───── Records for this task

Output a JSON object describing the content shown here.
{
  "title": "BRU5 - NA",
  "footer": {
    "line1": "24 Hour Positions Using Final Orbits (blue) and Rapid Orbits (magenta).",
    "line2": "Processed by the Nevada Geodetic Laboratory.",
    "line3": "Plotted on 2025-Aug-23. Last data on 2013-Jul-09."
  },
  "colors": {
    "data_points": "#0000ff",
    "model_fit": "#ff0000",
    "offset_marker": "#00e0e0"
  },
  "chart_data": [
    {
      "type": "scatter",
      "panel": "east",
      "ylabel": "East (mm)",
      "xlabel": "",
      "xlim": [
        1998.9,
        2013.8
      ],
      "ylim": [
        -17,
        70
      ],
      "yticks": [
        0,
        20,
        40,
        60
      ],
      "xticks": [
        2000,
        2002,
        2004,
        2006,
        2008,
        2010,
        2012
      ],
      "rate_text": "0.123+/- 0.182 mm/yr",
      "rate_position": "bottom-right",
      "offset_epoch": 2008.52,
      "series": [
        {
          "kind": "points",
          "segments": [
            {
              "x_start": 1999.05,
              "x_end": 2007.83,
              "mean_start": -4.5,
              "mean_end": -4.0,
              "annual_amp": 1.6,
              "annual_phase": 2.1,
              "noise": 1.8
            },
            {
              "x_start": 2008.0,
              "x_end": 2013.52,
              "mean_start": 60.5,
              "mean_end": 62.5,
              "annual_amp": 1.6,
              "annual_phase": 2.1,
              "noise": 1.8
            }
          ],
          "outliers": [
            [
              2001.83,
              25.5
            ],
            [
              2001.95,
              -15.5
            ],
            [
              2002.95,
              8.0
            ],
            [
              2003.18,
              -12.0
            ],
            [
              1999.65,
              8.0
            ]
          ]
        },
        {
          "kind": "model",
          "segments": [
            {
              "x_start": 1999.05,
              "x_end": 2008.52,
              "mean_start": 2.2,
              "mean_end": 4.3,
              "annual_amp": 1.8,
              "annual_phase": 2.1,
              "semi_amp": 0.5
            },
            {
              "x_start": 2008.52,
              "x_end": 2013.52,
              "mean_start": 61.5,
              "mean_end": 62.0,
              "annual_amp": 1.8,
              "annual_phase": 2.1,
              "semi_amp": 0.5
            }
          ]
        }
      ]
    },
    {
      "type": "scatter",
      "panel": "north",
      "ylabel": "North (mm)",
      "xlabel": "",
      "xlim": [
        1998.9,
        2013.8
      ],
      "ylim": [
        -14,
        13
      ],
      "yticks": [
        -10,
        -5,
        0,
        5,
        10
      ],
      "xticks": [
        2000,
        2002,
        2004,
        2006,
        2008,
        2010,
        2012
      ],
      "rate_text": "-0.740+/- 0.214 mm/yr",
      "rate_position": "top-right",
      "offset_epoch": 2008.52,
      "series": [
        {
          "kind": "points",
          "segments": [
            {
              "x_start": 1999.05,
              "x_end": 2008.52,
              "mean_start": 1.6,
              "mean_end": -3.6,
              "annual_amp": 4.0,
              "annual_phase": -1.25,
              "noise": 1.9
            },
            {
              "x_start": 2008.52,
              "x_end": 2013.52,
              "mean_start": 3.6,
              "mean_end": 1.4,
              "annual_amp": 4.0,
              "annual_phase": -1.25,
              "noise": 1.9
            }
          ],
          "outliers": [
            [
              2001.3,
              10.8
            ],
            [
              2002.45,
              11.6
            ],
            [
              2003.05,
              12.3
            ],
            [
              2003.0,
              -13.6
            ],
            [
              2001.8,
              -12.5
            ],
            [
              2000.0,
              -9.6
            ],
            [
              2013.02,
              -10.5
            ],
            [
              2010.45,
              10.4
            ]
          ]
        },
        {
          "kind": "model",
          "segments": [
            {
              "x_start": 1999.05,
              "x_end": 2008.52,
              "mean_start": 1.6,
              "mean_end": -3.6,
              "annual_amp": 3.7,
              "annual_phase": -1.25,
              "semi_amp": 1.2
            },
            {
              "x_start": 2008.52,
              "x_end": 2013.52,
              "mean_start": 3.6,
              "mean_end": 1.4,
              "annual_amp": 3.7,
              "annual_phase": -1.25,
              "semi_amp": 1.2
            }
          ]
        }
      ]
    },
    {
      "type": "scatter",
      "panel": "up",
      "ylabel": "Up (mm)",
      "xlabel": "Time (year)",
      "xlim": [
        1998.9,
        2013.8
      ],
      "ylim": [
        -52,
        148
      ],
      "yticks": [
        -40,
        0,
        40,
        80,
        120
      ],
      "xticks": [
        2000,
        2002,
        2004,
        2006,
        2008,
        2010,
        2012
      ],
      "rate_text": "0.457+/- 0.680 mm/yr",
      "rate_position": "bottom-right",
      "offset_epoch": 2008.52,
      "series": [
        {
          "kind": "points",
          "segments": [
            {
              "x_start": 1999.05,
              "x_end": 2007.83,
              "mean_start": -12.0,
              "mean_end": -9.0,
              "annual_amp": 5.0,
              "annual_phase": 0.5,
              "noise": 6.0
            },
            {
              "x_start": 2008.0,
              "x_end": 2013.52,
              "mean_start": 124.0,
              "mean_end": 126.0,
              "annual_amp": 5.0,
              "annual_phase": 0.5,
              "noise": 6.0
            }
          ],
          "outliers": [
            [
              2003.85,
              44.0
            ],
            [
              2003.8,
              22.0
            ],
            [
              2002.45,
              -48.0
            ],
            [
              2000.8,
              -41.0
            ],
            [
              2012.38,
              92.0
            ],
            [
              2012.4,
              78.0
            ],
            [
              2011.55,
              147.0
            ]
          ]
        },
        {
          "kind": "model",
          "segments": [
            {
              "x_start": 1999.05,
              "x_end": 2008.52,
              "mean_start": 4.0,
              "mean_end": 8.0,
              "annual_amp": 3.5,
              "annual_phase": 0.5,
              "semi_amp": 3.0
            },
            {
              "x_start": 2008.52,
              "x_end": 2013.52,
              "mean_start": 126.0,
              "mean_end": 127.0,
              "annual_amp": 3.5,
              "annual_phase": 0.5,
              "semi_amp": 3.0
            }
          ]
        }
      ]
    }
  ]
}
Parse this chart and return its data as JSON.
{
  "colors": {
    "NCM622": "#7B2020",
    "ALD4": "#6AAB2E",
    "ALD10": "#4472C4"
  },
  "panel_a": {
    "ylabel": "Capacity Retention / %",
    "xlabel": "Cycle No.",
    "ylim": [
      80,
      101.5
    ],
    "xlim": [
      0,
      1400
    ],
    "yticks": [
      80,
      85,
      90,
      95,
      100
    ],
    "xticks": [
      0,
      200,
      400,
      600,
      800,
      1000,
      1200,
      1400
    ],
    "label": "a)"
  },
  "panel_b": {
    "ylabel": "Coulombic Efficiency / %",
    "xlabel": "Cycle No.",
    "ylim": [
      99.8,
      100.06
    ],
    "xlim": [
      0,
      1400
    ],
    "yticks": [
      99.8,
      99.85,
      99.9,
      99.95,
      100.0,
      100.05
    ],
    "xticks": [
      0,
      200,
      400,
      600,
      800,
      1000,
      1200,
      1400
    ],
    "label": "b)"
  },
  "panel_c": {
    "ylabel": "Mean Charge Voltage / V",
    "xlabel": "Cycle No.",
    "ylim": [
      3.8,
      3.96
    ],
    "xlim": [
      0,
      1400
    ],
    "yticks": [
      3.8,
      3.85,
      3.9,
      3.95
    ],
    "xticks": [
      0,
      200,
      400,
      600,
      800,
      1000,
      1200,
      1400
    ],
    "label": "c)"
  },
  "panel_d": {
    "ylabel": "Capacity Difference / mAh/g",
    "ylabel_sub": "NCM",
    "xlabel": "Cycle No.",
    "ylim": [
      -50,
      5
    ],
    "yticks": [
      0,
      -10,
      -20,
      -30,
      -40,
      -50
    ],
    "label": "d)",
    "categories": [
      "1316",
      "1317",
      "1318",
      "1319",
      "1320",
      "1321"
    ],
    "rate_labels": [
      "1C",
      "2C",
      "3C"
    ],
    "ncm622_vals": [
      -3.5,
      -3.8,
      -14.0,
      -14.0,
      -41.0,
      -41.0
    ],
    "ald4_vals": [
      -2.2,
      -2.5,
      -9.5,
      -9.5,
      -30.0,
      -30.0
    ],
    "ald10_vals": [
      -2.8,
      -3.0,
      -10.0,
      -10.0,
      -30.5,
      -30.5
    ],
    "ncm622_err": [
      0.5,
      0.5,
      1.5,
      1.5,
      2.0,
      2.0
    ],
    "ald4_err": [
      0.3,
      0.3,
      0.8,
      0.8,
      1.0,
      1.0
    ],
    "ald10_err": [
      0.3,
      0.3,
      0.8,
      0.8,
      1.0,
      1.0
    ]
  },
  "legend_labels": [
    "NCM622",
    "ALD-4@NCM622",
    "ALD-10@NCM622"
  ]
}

──────────

Pick out all lines containing the string "Capacity".

    "ylabel": "Capacity Retention / %",
    "ylabel": "Capacity Difference / mAh/g",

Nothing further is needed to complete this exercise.